Task directions — Go through the entries below and pick out every line with "color".

§ §

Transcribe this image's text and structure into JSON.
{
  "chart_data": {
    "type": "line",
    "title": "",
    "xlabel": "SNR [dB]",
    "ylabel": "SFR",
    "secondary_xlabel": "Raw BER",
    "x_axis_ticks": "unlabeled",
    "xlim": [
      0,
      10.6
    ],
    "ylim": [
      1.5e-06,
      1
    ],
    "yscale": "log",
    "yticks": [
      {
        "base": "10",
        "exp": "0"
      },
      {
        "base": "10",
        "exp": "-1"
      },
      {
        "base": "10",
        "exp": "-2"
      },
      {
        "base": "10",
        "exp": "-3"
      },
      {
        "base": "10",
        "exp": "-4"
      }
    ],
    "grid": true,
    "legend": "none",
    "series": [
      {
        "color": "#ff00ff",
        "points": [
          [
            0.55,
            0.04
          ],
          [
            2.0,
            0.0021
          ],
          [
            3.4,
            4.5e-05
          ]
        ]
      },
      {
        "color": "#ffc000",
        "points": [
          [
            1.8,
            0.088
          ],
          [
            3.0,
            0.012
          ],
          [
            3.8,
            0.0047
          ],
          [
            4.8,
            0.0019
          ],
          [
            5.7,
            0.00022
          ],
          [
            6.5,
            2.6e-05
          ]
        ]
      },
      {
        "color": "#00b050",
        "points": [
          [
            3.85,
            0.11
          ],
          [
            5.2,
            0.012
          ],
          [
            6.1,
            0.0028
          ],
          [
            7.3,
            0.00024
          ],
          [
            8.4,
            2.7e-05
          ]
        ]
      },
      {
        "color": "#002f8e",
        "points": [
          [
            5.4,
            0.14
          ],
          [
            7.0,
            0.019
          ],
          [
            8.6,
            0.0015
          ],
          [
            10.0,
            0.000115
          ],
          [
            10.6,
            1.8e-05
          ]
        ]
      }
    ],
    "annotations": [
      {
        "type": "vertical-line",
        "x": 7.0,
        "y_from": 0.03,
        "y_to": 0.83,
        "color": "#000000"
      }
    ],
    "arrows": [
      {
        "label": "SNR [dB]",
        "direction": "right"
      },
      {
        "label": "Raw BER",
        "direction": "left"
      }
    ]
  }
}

§ §

Answer below —
        "color": "#ff00ff",
        "color": "#ffc000",
        "color": "#00b050",
        "color": "#002f8e",
        "color": "#000000"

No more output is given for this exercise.